* Exercise requirements: Look through the records below, and copy out every line that holds the string "HAWAII".

Chart and figure data:
________________________________________

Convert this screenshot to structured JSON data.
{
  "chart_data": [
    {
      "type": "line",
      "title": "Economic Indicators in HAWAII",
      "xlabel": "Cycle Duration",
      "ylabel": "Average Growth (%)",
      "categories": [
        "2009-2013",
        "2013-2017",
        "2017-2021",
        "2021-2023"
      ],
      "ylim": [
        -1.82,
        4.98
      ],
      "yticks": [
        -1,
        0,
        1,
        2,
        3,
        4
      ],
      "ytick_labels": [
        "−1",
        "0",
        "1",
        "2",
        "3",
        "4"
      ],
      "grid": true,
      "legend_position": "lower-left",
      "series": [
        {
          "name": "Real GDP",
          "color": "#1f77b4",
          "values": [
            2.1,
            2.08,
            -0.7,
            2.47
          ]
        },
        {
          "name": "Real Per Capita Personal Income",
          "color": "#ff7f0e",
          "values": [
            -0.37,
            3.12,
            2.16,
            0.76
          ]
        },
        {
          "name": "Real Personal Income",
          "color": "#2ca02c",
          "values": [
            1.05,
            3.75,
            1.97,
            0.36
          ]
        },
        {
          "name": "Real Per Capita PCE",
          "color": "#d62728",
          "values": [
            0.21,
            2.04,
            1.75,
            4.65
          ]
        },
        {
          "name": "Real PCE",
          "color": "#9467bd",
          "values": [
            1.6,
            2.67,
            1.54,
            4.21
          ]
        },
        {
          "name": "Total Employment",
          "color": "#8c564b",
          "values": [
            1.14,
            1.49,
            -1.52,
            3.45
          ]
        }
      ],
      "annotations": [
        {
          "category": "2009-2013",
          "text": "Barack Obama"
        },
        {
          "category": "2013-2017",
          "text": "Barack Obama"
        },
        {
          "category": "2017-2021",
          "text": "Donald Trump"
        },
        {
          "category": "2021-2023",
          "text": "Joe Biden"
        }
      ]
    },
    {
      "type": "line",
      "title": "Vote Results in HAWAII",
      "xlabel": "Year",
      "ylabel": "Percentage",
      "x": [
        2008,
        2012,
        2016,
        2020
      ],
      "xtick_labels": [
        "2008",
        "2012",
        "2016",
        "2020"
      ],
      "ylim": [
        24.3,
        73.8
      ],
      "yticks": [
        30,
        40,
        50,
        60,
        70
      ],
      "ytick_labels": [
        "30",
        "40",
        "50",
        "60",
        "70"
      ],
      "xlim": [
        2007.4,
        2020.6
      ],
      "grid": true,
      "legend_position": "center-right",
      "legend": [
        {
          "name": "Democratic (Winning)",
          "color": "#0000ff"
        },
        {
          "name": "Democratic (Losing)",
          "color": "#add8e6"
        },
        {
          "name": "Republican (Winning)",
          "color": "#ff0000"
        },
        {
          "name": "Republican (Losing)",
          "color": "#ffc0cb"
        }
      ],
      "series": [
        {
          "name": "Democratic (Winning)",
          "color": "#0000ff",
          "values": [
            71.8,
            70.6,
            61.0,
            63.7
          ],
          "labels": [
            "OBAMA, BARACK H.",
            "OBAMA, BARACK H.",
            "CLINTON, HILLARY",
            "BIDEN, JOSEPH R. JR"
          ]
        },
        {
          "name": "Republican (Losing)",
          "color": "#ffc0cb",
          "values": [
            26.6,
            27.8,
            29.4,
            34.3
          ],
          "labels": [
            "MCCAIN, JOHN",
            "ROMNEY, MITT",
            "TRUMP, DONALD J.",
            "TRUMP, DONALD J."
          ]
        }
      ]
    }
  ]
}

________________________________________

* Task answer:
      "title": "Economic Indicators in HAWAII",
      "title": "Vote Results in HAWAII",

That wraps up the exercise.